* **What is asked**
Provide an exact reproduction of every entry.

[Data items]
--- --- ---

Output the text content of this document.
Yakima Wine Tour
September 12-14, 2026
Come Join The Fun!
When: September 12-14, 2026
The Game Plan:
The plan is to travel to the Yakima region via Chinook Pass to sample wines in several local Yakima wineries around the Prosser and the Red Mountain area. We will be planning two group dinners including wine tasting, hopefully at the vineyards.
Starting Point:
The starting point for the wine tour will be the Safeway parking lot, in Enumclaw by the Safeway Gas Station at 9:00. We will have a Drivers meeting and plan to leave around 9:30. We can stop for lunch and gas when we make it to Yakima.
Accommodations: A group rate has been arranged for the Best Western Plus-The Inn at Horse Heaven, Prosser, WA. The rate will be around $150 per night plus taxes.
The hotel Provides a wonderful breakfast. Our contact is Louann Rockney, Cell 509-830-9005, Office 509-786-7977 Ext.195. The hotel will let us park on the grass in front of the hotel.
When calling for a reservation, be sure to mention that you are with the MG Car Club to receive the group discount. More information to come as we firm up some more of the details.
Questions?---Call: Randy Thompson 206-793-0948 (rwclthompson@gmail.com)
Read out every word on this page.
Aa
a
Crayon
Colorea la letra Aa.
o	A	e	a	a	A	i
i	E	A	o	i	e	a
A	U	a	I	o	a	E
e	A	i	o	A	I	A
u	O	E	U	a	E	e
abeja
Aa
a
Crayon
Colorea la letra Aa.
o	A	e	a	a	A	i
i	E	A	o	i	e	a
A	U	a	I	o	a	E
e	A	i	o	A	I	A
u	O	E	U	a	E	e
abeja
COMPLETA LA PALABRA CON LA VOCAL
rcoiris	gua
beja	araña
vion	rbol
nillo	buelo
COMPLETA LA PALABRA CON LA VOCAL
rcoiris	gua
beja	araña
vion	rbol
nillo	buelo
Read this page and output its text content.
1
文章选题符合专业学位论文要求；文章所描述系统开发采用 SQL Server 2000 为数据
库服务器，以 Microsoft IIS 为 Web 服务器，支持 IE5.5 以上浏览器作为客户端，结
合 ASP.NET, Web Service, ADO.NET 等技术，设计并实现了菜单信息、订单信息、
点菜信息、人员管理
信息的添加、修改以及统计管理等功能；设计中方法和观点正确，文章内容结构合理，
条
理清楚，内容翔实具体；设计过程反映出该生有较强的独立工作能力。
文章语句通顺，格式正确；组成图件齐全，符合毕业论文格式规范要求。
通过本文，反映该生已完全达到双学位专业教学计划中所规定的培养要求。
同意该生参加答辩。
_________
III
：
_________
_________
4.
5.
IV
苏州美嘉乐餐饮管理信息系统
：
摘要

--- --- ---

* **Task response**
Output the text content of this document.
Yakima Wine Tour
September 12-14, 2026
Come Join The Fun!
When: September 12-14, 2026
The Game Plan:
The plan is to travel to the Yakima region via Chinook Pass to sample wines in several local Yakima wineries around the Prosser and the Red Mountain area. We will be planning two group dinners including wine tasting, hopefully at the vineyards.
Starting Point:
The starting point for the wine tour will be the Safeway parking lot, in Enumclaw by the Safeway Gas Station at 9:00. We will have a Drivers meeting and plan to leave around 9:30. We can stop for lunch and gas when we make it to Yakima.
Accommodations: A group rate has been arranged for the Best Western Plus-The Inn at Horse Heaven, Prosser, WA. The rate will be around $150 per night plus taxes.
The hotel Provides a wonderful breakfast. Our contact is Louann Rockney, Cell 509-830-9005, Office 509-786-7977 Ext.195. The hotel will let us park on the grass in front of the hotel.
When calling for a reservation, be sure to mention that you are with the MG Car Club to receive the group discount. More information to come as we firm up some more of the details.
Questions?---Call: Randy Thompson 206-793-0948 (rwclthompson@gmail.com)
Read out every word on this page.
Aa
a
Crayon
Colorea la letra Aa.
o	A	e	a	a	A	i
i	E	A	o	i	e	a
A	U	a	I	o	a	E
e	A	i	o	A	I	A
u	O	E	U	a	E	e
abeja
Aa
a
Crayon
Colorea la letra Aa.
o	A	e	a	a	A	i
i	E	A	o	i	e	a
A	U	a	I	o	a	E
e	A	i	o	A	I	A
u	O	E	U	a	E	e
abeja
COMPLETA LA PALABRA CON LA VOCAL
rcoiris	gua
beja	araña
vion	rbol
nillo	buelo
COMPLETA LA PALABRA CON LA VOCAL
rcoiris	gua
beja	araña
vion	rbol
nillo	buelo
Read this page and output its text content.
1
文章选题符合专业学位论文要求；文章所描述系统开发采用 SQL Server 2000 为数据
库服务器，以 Microsoft IIS 为 Web 服务器，支持 IE5.5 以上浏览器作为客户端，结
合 ASP.NET, Web Service, ADO.NET 等技术，设计并实现了菜单信息、订单信息、
点菜信息、人员管理
信息的添加、修改以及统计管理等功能；设计中方法和观点正确，文章内容结构合理，
条
理清楚，内容翔实具体；设计过程反映出该生有较强的独立工作能力。
文章语句通顺，格式正确；组成图件齐全，符合毕业论文格式规范要求。
通过本文，反映该生已完全达到双学位专业教学计划中所规定的培养要求。
同意该生参加答辩。
_________
III
：
_________
_________
4.
5.
IV
苏州美嘉乐餐饮管理信息系统
：
摘要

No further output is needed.